* [EXERCISE AIM]: Reproduce each line of the listing exactly.
+---+
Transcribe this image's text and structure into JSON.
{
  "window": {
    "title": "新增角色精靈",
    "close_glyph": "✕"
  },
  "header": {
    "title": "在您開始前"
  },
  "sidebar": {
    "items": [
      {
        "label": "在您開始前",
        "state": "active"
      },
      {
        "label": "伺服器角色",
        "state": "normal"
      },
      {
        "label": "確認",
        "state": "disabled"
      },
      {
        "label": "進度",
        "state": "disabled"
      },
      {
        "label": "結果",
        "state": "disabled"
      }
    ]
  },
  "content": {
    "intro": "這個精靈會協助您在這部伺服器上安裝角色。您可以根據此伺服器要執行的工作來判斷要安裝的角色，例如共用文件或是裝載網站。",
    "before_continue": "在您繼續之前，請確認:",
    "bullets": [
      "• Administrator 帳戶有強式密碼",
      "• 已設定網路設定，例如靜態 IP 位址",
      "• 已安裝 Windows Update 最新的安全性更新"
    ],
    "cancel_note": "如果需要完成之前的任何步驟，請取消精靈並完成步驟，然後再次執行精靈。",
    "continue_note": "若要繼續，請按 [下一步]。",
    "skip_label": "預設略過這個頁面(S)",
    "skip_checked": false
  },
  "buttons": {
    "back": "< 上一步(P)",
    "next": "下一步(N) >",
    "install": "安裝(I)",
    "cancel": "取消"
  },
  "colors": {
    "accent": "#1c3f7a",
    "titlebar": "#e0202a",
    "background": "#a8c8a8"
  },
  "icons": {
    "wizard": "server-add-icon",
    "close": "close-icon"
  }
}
+---+
* [TASK RESPONSE]:
Transcribe this image's text and structure into JSON.
{
  "window": {
    "title": "新增角色精靈",
    "close_glyph": "✕"
  },
  "header": {
    "title": "在您開始前"
  },
  "sidebar": {
    "items": [
      {
        "label": "在您開始前",
        "state": "active"
      },
      {
        "label": "伺服器角色",
        "state": "normal"
      },
      {
        "label": "確認",
        "state": "disabled"
      },
      {
        "label": "進度",
        "state": "disabled"
      },
      {
        "label": "結果",
        "state": "disabled"
      }
    ]
  },
  "content": {
    "intro": "這個精靈會協助您在這部伺服器上安裝角色。您可以根據此伺服器要執行的工作來判斷要安裝的角色，例如共用文件或是裝載網站。",
    "before_continue": "在您繼續之前，請確認:",
    "bullets": [
      "• Administrator 帳戶有強式密碼",
      "• 已設定網路設定，例如靜態 IP 位址",
      "• 已安裝 Windows Update 最新的安全性更新"
    ],
    "cancel_note": "如果需要完成之前的任何步驟，請取消精靈並完成步驟，然後再次執行精靈。",
    "continue_note": "若要繼續，請按 [下一步]。",
    "skip_label": "預設略過這個頁面(S)",
    "skip_checked": false
  },
  "buttons": {
    "back": "< 上一步(P)",
    "next": "下一步(N) >",
    "install": "安裝(I)",
    "cancel": "取消"
  },
  "colors": {
    "accent": "#1c3f7a",
    "titlebar": "#e0202a",
    "background": "#a8c8a8"
  },
  "icons": {
    "wizard": "server-add-icon",
    "close": "close-icon"
  }
}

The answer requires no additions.